Written exercise - Reproduce the review of It: Chapter Two word for word.

Provided text -
The kids from the first “It” movie are all grown up in the sequel. Somehow, these adults are less capable of action and introspection then they were as children.

Stephen King, America’s most popular horror writer, is back in fashion. He’s got four big movies this year. In April, Pet Sematary was remade profitably. In October, Netflix is releasing In The Tall Grass. His sequel to The Shining, Dr. Sleep, is coming in November, starring Ewan McGregor. And then there’s the second It movie, which just debuted in theaters at $91 million.

Admittedly, this is much less than the 2017 It; produced on a small budget of $35 million, it went on to gross $700 million worldwide. As the success of Stranger Things demonstrates, we prefer stories about kids—we take their drama more seriously, since they don’t deserve bad things. It: Chapter Two is far less fun or touching than the first film, because the kids are now all grown up and incredibly disappointing, despite being played by stars, including Jessica Chastain, James McAvoy, and Bill Hader.

The movie has three big problems, the first of which is its running time: 2 hours and 49 minutes! Not only is it slow, but it repeats the structure of the first movie, so it feels like you’ve seen it all before. This is tied to the second problem—the mood of the film is rather hopeless. Those lovable kids, the “Losers Club,” from the first movie, are now 40-year-olds with no one to love or be loved by. Sure, we know they’ll win in the end, but they’re no longer looking forward to a good future. We thought those kids showed promise—that their characters were developing and being tested. Now, we know that promise was unfulfilled, or false.

The story is mostly about the dreary drama of being a failure in America. The “Losers” who turned out to be winners against cosmic evil—and who will repeat the performance—learned nothing about how to be adults or what to do with their lives. Worse, we also learn that they started on this miserable path by abandoning each other, over nothing, the very summer they triumphed over evil. Freedom is very lonely, it seems, and friendship counts for nothing.

[Spatial annotation entries]
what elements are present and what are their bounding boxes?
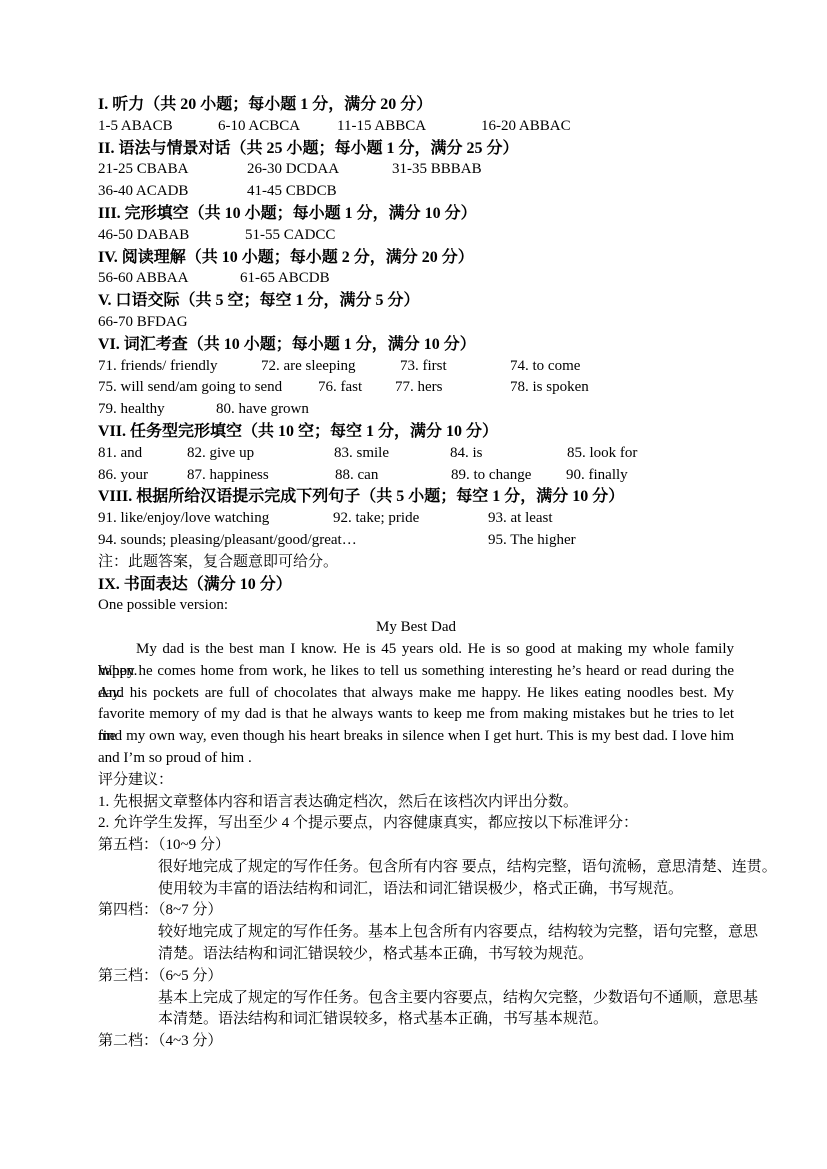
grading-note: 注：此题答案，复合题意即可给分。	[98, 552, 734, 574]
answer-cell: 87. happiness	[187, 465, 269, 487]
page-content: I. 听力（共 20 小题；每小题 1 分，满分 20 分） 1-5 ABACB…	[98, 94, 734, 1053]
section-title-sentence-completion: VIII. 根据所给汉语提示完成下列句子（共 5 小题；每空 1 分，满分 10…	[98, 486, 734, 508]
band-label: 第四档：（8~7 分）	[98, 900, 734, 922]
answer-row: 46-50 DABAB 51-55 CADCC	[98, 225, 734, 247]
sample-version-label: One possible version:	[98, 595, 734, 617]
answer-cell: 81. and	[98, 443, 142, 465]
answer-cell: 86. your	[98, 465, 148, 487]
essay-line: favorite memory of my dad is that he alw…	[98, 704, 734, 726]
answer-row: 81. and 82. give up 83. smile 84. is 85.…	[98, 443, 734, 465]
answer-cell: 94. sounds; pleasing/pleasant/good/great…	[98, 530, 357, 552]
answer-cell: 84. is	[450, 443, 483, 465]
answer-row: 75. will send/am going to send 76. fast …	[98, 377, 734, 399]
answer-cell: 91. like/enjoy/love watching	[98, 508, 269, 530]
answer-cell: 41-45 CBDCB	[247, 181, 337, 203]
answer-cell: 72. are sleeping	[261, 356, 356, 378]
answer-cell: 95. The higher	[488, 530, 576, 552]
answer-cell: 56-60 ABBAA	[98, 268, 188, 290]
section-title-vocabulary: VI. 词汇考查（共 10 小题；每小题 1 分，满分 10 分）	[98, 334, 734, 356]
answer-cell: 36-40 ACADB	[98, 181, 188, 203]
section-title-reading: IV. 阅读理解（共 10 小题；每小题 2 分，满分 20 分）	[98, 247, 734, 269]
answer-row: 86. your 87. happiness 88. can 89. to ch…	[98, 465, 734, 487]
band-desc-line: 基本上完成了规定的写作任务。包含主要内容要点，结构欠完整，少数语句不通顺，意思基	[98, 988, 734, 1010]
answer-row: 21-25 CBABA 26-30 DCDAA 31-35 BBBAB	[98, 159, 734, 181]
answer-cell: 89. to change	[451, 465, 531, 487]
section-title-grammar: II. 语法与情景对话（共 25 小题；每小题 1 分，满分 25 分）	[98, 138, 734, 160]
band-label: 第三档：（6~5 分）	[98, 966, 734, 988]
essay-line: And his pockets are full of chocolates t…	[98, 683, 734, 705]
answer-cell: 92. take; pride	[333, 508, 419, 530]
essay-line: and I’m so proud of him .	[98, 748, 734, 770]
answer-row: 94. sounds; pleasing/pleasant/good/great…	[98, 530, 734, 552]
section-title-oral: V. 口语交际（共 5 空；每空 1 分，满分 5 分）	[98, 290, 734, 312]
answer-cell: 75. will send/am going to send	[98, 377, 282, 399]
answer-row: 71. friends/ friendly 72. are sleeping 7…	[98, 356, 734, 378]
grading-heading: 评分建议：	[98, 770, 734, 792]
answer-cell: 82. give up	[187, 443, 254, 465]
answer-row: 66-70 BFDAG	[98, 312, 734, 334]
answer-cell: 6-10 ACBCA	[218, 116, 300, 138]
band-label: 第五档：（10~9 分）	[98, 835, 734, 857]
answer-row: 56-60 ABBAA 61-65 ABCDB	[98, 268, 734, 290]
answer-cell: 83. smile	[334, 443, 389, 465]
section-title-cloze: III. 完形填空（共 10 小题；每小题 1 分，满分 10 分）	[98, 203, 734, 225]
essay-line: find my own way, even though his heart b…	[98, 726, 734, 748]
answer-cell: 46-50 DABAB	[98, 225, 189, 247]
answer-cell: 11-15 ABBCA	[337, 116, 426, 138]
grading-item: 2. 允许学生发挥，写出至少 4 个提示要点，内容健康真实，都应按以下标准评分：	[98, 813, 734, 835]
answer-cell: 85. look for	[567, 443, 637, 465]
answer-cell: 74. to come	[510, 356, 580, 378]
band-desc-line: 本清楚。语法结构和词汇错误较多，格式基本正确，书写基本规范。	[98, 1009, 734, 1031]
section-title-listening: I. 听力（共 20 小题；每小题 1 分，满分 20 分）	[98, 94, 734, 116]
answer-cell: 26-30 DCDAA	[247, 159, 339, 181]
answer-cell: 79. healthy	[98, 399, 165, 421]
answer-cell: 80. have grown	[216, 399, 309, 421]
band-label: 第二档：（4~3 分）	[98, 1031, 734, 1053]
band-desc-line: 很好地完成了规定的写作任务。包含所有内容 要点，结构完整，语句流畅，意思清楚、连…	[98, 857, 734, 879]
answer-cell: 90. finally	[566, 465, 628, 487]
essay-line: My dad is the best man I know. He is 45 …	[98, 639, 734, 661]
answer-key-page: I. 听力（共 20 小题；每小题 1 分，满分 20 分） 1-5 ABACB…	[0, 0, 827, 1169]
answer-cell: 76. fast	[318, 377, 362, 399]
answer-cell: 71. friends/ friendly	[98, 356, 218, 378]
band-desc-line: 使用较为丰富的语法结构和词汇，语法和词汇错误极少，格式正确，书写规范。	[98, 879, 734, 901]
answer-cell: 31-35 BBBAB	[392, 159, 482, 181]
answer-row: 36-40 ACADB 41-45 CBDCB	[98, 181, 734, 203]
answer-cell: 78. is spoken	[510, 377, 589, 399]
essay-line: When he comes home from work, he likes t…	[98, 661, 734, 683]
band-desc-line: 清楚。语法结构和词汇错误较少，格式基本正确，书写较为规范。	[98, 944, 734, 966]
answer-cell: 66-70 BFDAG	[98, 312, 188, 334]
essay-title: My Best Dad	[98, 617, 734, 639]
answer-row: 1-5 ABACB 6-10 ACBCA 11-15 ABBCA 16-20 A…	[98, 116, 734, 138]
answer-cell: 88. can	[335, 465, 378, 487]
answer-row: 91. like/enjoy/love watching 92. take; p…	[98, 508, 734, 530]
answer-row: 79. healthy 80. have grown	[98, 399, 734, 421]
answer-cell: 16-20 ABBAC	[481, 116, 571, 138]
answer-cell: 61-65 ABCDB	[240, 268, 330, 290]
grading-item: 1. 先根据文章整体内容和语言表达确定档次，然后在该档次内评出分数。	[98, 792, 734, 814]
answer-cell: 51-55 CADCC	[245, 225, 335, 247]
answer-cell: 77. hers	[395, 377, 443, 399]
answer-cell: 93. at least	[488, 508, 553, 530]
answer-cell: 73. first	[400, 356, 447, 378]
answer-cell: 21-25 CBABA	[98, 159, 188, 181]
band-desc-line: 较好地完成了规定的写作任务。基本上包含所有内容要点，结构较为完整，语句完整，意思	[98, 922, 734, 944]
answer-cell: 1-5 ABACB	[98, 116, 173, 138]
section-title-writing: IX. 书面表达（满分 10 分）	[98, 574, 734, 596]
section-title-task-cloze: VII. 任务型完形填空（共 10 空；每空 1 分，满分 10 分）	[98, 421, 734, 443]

==

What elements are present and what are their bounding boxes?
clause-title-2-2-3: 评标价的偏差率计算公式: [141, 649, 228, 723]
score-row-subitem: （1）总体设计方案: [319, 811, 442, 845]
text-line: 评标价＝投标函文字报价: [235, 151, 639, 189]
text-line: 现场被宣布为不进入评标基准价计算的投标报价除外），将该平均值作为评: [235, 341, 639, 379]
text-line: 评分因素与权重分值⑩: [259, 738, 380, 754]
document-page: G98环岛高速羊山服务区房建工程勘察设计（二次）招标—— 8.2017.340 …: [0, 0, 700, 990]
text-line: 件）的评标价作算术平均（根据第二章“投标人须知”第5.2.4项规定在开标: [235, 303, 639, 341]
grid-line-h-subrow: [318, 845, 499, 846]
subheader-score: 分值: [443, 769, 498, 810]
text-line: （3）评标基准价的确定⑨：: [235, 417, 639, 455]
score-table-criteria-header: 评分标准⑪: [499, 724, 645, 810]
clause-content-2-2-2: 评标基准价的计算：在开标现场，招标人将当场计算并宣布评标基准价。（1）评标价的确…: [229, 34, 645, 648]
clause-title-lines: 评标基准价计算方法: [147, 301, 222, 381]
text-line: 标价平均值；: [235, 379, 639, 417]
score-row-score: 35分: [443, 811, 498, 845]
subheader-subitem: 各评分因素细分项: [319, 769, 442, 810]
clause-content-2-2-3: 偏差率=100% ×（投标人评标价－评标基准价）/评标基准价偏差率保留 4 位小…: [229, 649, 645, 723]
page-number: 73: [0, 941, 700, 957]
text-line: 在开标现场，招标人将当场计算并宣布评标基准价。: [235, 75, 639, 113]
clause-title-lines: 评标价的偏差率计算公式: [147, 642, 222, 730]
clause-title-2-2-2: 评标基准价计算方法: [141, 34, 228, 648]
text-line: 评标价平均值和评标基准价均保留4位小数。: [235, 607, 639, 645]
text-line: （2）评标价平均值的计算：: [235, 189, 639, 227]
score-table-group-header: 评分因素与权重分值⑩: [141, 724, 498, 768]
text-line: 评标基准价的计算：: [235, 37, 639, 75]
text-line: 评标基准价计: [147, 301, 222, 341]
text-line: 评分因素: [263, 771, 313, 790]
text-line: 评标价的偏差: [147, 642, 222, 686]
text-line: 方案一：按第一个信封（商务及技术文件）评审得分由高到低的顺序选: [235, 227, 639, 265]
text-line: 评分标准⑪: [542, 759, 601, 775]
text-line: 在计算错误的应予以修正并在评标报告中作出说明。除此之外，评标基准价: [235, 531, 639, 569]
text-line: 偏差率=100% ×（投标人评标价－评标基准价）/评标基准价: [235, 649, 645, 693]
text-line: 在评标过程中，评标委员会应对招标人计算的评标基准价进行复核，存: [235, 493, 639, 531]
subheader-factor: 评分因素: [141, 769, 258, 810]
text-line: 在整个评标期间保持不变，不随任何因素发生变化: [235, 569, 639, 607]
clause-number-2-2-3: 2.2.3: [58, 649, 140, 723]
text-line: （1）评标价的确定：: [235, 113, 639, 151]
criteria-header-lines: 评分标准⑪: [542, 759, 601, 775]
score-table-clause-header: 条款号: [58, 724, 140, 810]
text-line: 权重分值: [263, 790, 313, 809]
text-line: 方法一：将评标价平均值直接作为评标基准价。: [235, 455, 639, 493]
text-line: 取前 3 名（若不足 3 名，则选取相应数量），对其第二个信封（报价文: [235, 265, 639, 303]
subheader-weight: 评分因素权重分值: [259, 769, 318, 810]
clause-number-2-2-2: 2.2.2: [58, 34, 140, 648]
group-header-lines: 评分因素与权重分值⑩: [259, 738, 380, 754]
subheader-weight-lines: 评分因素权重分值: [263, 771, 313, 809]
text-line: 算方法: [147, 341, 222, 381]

Output below -
The kids from the first “It” movie are all grown up in the sequel. Somehow, these adults are less capable of action and introspection then they were as children.

Stephen King, America’s most popular horror writer, is back in fashion. He’s got four big movies this year. In April, Pet Sematary was remade profitably. In October, Netflix is releasing In The Tall Grass. His sequel to The Shining, Dr. Sleep, is coming in November, starring Ewan McGregor. And then there’s the second It movie, which just debuted in theaters at $91 million.

Admittedly, this is much less than the 2017 It; produced on a small budget of $35 million, it went on to gross $700 million worldwide. As the success of Stranger Things demonstrates, we prefer stories about kids—we take their drama more seriously, since they don’t deserve bad things. It: Chapter Two is far less fun or touching than the first film, because the kids are now all grown up and incredibly disappointing, despite being played by stars, including Jessica Chastain, James McAvoy, and Bill Hader.

The movie has three big problems, the first of which is its running time: 2 hours and 49 minutes! Not only is it slow, but it repeats the structure of the first movie, so it feels like you’ve seen it all before. This is tied to the second problem—the mood of the film is rather hopeless. Those lovable kids, the “Losers Club,” from the first movie, are now 40-year-olds with no one to love or be loved by. Sure, we know they’ll win in the end, but they’re no longer looking forward to a good future. We thought those kids showed promise—that their characters were developing and being tested. Now, we know that promise was unfulfilled, or false.

The story is mostly about the dreary drama of being a failure in America. The “Losers” who turned out to be winners against cosmic evil—and who will repeat the performance—learned nothing about how to be adults or what to do with their lives. Worse, we also learn that they started on this miserable path by abandoning each other, over nothing, the very summer they triumphed over evil. Freedom is very lonely, it seems, and friendship counts for nothing.